Search the listing for "text" and copy every line where it appears.

+++ Exercise material +++

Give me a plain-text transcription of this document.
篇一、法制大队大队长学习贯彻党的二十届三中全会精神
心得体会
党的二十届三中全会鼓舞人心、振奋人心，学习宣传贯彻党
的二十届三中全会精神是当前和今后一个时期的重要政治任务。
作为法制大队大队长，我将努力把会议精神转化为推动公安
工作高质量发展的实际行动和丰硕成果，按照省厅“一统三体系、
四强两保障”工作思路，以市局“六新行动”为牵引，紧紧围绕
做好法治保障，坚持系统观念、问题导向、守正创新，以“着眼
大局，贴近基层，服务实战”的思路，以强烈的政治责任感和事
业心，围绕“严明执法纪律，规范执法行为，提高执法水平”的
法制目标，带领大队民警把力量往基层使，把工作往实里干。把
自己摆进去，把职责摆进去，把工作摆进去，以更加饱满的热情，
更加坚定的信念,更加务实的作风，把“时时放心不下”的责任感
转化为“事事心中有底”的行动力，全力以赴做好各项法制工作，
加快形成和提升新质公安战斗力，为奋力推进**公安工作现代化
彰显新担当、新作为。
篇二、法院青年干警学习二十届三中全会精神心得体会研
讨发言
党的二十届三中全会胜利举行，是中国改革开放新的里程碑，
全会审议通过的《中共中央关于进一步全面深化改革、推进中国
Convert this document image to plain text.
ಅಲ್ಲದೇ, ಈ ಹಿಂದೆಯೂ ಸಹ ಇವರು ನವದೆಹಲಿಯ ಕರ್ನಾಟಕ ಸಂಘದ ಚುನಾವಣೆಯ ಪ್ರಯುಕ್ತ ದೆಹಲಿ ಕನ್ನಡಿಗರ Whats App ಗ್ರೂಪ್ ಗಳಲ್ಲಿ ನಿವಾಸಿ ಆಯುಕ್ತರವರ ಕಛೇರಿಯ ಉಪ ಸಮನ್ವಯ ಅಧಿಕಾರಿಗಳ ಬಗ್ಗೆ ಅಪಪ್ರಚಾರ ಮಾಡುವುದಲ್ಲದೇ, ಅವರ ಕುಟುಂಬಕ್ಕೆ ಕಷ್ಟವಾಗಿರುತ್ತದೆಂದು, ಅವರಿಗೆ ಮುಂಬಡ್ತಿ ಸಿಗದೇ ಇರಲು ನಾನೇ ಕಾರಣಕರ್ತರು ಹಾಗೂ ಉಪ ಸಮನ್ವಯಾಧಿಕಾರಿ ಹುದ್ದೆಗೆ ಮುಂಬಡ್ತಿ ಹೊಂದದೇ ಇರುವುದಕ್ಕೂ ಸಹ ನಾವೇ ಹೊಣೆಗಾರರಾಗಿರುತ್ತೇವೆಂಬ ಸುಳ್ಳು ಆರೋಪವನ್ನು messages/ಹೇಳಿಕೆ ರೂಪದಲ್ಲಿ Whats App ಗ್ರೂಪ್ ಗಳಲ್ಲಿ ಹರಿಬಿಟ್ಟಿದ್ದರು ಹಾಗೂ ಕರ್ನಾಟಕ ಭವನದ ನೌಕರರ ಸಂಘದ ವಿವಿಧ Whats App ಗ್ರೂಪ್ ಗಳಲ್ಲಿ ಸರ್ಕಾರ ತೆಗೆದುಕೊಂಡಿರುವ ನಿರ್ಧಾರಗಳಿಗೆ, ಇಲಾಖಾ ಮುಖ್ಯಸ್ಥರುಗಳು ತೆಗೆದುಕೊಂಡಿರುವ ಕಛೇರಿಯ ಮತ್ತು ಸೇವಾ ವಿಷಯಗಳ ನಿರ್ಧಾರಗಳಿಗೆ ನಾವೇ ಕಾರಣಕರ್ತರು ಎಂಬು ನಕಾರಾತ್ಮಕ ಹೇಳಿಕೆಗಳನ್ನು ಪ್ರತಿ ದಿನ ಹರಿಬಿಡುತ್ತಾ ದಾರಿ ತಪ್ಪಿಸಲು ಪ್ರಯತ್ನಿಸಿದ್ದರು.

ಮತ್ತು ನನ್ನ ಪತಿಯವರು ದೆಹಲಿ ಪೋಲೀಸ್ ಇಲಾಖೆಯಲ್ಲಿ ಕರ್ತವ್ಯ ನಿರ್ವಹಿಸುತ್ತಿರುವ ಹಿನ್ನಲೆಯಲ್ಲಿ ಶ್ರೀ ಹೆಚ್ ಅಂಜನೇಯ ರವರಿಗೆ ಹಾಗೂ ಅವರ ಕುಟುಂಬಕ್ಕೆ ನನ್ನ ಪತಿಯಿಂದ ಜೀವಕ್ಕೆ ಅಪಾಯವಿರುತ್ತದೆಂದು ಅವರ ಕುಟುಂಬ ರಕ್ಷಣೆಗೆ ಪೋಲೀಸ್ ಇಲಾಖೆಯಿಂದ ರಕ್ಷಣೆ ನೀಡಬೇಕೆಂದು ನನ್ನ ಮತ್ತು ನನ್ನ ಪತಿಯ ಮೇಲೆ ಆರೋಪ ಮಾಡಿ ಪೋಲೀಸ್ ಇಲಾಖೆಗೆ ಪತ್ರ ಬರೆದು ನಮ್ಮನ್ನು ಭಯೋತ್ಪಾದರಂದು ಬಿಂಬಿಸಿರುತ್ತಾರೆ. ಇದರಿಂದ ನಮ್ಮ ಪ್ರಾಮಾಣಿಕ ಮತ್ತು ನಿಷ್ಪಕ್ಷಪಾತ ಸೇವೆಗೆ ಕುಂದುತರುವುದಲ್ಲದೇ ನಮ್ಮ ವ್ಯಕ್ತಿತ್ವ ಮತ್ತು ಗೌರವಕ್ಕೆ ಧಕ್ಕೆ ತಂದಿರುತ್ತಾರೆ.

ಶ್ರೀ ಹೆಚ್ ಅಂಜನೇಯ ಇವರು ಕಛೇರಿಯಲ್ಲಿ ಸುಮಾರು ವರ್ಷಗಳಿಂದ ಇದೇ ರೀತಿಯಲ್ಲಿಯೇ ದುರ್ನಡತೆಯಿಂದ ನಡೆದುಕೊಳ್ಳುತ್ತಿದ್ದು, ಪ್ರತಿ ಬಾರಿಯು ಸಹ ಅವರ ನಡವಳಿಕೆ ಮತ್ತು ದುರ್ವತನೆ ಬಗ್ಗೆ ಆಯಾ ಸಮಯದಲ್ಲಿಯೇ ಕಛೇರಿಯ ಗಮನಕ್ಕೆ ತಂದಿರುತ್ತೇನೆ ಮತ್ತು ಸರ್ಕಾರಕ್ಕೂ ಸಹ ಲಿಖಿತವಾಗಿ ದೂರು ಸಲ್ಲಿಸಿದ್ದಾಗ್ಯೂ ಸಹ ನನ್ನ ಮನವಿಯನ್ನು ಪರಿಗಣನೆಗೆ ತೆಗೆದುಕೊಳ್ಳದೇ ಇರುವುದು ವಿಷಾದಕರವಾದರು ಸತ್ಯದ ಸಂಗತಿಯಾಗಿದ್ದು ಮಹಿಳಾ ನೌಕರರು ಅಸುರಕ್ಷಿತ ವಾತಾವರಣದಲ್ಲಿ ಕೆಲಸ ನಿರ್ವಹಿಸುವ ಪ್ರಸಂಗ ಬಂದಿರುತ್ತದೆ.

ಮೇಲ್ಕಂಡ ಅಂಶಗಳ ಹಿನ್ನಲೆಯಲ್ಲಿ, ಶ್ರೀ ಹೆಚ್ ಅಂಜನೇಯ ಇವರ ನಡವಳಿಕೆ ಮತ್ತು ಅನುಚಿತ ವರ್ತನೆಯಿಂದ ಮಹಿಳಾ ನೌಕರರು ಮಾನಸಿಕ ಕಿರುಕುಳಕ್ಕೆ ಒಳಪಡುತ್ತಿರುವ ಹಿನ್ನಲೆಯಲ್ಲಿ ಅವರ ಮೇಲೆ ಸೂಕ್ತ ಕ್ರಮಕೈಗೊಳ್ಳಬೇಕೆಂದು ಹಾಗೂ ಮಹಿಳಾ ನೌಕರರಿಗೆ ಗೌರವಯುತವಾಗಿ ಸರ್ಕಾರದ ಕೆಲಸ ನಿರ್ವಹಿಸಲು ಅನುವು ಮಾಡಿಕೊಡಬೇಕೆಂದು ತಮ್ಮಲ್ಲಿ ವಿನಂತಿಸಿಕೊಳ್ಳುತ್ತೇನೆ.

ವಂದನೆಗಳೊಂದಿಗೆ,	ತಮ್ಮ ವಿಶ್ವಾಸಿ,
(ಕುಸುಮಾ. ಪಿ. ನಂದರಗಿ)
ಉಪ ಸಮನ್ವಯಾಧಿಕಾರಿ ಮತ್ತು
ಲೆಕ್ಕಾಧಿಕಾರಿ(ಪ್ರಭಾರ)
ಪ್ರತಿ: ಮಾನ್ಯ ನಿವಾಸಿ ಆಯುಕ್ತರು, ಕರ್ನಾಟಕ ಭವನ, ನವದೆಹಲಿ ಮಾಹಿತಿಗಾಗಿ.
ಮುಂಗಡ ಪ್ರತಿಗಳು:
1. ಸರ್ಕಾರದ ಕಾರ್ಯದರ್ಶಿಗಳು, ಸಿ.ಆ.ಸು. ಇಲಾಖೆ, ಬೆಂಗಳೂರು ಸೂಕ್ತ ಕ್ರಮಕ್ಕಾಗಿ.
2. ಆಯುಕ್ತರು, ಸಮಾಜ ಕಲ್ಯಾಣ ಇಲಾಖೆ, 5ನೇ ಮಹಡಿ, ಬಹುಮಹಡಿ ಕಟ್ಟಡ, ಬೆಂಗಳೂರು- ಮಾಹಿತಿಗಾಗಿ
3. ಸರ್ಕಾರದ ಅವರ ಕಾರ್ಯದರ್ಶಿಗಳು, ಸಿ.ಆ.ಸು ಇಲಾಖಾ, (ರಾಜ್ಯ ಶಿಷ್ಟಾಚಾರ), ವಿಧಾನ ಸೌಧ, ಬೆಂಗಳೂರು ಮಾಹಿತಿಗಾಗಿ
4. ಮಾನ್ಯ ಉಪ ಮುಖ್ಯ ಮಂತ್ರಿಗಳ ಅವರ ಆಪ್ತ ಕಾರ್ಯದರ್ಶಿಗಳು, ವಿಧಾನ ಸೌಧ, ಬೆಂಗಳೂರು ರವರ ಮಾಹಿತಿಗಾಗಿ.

+++

▶ _Output of the task_:
Give me a plain-text transcription of this document.
Convert this document image to plain text.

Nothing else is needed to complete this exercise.